Work to be completed :: A faithful transcription of all the data is required.

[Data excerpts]

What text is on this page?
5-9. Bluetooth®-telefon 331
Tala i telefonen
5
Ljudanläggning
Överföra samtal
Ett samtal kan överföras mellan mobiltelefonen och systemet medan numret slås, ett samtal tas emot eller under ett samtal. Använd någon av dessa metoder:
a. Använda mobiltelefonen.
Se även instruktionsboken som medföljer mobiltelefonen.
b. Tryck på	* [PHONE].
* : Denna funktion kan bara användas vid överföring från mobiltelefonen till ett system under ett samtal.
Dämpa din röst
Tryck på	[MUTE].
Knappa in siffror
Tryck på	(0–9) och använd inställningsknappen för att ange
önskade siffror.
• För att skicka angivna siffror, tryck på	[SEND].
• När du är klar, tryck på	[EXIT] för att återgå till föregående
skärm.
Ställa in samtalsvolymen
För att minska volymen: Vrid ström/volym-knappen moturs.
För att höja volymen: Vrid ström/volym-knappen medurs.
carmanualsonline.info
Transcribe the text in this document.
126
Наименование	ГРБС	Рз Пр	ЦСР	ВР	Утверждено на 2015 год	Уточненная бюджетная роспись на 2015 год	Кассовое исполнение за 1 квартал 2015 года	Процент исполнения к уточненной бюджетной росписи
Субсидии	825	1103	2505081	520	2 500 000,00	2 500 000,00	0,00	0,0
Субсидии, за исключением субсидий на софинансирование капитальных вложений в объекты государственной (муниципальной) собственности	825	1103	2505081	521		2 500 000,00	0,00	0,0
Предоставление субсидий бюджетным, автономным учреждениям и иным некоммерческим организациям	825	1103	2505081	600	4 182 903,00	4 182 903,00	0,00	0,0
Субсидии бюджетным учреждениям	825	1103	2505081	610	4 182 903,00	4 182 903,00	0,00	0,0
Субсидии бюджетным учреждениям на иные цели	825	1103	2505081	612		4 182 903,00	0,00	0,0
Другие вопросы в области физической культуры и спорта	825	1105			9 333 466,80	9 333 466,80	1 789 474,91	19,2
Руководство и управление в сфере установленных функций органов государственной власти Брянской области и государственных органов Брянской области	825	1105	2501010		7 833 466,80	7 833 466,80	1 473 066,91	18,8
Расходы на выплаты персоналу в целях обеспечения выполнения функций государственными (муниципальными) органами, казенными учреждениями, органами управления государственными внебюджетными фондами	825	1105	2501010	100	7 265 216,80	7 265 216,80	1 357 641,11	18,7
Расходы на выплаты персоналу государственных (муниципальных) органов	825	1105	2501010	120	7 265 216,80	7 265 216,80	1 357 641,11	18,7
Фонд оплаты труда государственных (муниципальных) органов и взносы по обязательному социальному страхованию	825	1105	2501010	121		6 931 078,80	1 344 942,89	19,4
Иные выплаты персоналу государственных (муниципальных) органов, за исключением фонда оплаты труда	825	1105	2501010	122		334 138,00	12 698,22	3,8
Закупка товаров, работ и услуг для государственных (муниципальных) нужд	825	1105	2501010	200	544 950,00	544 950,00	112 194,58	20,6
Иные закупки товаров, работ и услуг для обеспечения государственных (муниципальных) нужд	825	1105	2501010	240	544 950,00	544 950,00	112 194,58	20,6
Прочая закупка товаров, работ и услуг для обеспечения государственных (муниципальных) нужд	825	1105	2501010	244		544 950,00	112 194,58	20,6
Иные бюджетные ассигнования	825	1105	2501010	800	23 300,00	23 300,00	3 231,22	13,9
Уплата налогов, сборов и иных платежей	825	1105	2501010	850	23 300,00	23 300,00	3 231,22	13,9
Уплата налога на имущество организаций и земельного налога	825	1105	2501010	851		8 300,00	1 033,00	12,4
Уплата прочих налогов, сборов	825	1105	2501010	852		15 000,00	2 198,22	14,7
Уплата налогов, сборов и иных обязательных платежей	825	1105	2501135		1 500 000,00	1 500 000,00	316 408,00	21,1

Task result ::
What text is on this page?
5-9. Bluetooth®-telefon 331
Tala i telefonen
5
Ljudanläggning
Överföra samtal
Ett samtal kan överföras mellan mobiltelefonen och systemet medan numret slås, ett samtal tas emot eller under ett samtal. Använd någon av dessa metoder:
a. Använda mobiltelefonen.
Se även instruktionsboken som medföljer mobiltelefonen.
b. Tryck på	* [PHONE].
* : Denna funktion kan bara användas vid överföring från mobiltelefonen till ett system under ett samtal.
Dämpa din röst
Tryck på	[MUTE].
Knappa in siffror
Tryck på	(0–9) och använd inställningsknappen för att ange
önskade siffror.
• För att skicka angivna siffror, tryck på	[SEND].
• När du är klar, tryck på	[EXIT] för att återgå till föregående
skärm.
Ställa in samtalsvolymen
För att minska volymen: Vrid ström/volym-knappen moturs.
För att höja volymen: Vrid ström/volym-knappen medurs.
carmanualsonline.info
Transcribe the text in this document.
126
Наименование	ГРБС	Рз Пр	ЦСР	ВР	Утверждено на 2015 год	Уточненная бюджетная роспись на 2015 год	Кассовое исполнение за 1 квартал 2015 года	Процент исполнения к уточненной бюджетной росписи
Субсидии	825	1103	2505081	520	2 500 000,00	2 500 000,00	0,00	0,0
Субсидии, за исключением субсидий на софинансирование капитальных вложений в объекты государственной (муниципальной) собственности	825	1103	2505081	521		2 500 000,00	0,00	0,0
Предоставление субсидий бюджетным, автономным учреждениям и иным некоммерческим организациям	825	1103	2505081	600	4 182 903,00	4 182 903,00	0,00	0,0
Субсидии бюджетным учреждениям	825	1103	2505081	610	4 182 903,00	4 182 903,00	0,00	0,0
Субсидии бюджетным учреждениям на иные цели	825	1103	2505081	612		4 182 903,00	0,00	0,0
Другие вопросы в области физической культуры и спорта	825	1105			9 333 466,80	9 333 466,80	1 789 474,91	19,2
Руководство и управление в сфере установленных функций органов государственной власти Брянской области и государственных органов Брянской области	825	1105	2501010		7 833 466,80	7 833 466,80	1 473 066,91	18,8
Расходы на выплаты персоналу в целях обеспечения выполнения функций государственными (муниципальными) органами, казенными учреждениями, органами управления государственными внебюджетными фондами	825	1105	2501010	100	7 265 216,80	7 265 216,80	1 357 641,11	18,7
Расходы на выплаты персоналу государственных (муниципальных) органов	825	1105	2501010	120	7 265 216,80	7 265 216,80	1 357 641,11	18,7
Фонд оплаты труда государственных (муниципальных) органов и взносы по обязательному социальному страхованию	825	1105	2501010	121		6 931 078,80	1 344 942,89	19,4
Иные выплаты персоналу государственных (муниципальных) органов, за исключением фонда оплаты труда	825	1105	2501010	122		334 138,00	12 698,22	3,8
Закупка товаров, работ и услуг для государственных (муниципальных) нужд	825	1105	2501010	200	544 950,00	544 950,00	112 194,58	20,6
Иные закупки товаров, работ и услуг для обеспечения государственных (муниципальных) нужд	825	1105	2501010	240	544 950,00	544 950,00	112 194,58	20,6
Прочая закупка товаров, работ и услуг для обеспечения государственных (муниципальных) нужд	825	1105	2501010	244		544 950,00	112 194,58	20,6
Иные бюджетные ассигнования	825	1105	2501010	800	23 300,00	23 300,00	3 231,22	13,9
Уплата налогов, сборов и иных платежей	825	1105	2501010	850	23 300,00	23 300,00	3 231,22	13,9
Уплата налога на имущество организаций и земельного налога	825	1105	2501010	851		8 300,00	1 033,00	12,4
Уплата прочих налогов, сборов	825	1105	2501010	852		15 000,00	2 198,22	14,7
Уплата налогов, сборов и иных обязательных платежей	825	1105	2501135		1 500 000,00	1 500 000,00	316 408,00	21,1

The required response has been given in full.